INSTRUCTION —
Determine the count of lines holding "新公益资助项目" and give that count alone.

▬▬▬▬▬▬▬▬▬▬

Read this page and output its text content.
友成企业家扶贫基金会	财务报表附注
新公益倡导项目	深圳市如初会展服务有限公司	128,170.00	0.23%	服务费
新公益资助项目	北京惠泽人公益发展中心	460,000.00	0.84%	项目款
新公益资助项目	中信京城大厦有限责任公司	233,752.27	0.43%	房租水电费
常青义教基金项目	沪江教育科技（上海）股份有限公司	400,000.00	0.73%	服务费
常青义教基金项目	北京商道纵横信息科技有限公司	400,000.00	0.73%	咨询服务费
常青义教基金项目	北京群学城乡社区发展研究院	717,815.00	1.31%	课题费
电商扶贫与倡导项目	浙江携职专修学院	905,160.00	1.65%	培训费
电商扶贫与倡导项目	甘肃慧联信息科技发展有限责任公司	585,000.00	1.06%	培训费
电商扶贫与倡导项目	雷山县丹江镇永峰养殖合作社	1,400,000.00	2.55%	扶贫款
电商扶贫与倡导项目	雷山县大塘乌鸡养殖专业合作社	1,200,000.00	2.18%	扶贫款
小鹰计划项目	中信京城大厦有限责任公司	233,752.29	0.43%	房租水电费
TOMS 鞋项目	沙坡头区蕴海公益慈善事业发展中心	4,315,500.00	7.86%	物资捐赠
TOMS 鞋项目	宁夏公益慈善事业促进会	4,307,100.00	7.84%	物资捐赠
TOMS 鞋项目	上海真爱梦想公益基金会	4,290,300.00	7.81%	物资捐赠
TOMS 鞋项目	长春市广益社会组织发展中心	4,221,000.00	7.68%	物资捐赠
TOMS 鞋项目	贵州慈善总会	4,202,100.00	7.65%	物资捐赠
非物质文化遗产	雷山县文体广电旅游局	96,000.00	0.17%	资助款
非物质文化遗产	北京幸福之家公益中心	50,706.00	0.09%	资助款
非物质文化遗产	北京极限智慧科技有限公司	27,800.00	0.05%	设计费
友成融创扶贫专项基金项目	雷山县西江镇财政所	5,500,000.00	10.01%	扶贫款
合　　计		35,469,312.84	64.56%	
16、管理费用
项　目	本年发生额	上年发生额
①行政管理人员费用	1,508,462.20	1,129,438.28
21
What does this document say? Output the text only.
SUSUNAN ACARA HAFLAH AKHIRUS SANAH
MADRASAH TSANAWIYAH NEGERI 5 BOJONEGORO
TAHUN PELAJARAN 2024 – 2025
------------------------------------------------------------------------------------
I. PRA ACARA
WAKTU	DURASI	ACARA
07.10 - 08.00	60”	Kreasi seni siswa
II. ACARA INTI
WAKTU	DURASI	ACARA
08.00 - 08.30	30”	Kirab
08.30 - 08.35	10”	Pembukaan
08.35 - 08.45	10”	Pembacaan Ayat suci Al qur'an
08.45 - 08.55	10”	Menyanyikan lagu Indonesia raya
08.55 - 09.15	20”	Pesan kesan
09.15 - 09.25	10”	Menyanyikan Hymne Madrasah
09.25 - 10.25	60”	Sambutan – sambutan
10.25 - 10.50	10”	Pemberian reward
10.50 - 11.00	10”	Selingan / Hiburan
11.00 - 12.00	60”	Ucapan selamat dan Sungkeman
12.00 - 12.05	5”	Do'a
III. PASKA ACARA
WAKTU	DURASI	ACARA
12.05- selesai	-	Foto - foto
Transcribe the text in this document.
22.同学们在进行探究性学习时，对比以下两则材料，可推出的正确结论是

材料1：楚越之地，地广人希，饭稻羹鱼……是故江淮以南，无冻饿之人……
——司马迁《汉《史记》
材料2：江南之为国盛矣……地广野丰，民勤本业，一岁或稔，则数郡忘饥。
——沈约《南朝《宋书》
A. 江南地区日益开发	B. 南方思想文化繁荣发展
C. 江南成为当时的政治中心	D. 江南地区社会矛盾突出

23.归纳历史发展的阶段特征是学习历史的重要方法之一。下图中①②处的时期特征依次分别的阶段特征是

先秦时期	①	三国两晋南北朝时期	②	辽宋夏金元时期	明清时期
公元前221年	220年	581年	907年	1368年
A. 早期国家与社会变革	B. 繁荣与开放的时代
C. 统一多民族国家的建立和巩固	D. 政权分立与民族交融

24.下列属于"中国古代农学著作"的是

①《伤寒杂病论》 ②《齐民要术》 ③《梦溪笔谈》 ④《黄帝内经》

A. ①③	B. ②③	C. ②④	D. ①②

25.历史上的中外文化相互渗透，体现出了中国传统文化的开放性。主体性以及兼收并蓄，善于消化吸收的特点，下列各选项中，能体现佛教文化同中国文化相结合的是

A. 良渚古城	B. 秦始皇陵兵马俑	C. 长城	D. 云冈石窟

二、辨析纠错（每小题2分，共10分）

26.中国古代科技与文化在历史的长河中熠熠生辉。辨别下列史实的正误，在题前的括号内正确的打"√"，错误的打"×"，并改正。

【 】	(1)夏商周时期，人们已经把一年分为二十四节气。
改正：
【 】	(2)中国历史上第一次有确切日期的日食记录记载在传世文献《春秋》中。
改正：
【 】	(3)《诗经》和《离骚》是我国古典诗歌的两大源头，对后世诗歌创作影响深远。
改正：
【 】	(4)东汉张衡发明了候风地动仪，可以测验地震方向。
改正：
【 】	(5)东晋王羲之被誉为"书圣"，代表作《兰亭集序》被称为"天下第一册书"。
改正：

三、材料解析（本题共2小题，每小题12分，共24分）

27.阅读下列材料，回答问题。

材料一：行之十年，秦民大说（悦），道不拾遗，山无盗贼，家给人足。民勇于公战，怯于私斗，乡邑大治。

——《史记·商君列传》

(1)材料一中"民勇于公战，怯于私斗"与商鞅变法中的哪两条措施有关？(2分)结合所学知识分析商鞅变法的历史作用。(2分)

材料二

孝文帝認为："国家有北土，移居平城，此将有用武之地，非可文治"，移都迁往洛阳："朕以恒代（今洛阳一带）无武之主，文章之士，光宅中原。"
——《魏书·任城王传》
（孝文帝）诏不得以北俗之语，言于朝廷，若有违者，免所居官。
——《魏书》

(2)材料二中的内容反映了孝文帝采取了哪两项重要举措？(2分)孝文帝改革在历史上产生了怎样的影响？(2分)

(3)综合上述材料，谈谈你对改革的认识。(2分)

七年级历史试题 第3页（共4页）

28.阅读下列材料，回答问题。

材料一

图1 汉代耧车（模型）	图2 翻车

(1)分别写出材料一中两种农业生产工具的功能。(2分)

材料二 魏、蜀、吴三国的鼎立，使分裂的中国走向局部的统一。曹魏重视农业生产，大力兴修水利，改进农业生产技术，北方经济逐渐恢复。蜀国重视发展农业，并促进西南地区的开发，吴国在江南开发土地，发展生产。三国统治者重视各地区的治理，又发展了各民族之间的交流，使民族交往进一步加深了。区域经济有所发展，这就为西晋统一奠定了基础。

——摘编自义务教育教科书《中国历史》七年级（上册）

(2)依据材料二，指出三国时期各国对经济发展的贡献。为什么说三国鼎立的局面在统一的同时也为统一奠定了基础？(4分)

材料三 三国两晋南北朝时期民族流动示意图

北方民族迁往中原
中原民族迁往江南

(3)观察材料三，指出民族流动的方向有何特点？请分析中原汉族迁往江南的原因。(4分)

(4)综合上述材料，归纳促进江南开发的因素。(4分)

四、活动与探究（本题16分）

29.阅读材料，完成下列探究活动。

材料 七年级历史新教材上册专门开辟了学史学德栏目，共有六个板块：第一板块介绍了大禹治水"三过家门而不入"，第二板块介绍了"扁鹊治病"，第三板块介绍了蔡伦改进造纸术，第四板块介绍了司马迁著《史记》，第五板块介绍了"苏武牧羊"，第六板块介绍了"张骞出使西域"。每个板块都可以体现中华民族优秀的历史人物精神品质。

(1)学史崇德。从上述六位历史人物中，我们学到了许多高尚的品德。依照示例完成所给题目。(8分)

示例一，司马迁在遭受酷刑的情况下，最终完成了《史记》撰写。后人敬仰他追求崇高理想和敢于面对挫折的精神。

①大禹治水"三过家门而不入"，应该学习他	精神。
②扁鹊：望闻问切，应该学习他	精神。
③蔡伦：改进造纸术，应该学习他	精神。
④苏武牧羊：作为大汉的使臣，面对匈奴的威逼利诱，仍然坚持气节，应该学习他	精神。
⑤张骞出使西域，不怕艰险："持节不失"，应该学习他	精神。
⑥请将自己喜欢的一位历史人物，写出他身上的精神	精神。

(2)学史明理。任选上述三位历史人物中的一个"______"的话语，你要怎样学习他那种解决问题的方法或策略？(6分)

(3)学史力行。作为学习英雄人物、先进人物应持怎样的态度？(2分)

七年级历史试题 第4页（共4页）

▬▬▬▬▬▬▬▬▬▬

REPLY TO THE EXERCISE —
2